Count, in the entries, the lines with "企业员工". Answer with the number only.

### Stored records
* BEGIN *
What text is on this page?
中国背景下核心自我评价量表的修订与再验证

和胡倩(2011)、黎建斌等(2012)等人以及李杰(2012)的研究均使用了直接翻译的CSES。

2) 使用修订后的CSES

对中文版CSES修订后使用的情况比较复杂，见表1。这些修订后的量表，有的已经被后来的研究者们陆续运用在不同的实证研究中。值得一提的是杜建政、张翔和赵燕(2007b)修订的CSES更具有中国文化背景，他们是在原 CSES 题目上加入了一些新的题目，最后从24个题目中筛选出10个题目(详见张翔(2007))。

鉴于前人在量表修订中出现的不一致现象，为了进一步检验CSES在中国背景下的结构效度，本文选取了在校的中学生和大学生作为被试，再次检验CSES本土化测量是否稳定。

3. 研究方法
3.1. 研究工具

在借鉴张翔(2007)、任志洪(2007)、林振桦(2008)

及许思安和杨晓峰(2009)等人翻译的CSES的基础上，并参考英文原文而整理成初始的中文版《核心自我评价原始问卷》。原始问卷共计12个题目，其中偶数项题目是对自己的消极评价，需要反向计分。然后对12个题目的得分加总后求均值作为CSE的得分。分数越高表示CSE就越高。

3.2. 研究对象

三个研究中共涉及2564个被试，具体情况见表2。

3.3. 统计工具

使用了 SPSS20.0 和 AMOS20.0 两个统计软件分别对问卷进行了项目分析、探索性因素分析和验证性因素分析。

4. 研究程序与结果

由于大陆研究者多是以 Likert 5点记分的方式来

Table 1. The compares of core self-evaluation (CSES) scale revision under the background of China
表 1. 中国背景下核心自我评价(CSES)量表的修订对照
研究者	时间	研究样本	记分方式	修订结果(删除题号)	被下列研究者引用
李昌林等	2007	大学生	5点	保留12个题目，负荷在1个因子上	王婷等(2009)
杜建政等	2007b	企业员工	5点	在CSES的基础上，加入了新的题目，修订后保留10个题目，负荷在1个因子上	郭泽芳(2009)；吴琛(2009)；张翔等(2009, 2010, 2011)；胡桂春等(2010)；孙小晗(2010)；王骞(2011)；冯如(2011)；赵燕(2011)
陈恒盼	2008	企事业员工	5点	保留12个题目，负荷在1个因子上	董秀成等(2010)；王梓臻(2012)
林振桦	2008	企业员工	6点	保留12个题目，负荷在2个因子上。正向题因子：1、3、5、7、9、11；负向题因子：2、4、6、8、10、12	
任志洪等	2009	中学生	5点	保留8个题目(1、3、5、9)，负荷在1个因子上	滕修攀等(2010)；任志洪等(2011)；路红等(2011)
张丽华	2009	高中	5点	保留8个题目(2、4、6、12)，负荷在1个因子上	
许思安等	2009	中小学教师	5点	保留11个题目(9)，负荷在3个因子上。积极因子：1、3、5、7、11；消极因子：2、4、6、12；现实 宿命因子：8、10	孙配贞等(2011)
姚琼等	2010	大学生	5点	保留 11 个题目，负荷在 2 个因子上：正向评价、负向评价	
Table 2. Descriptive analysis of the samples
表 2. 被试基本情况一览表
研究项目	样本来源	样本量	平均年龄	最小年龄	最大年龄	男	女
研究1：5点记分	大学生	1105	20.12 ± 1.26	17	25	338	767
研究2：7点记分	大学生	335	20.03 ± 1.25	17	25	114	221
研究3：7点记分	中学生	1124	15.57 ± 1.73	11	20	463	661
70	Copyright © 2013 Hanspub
* END *
### Correct answer
2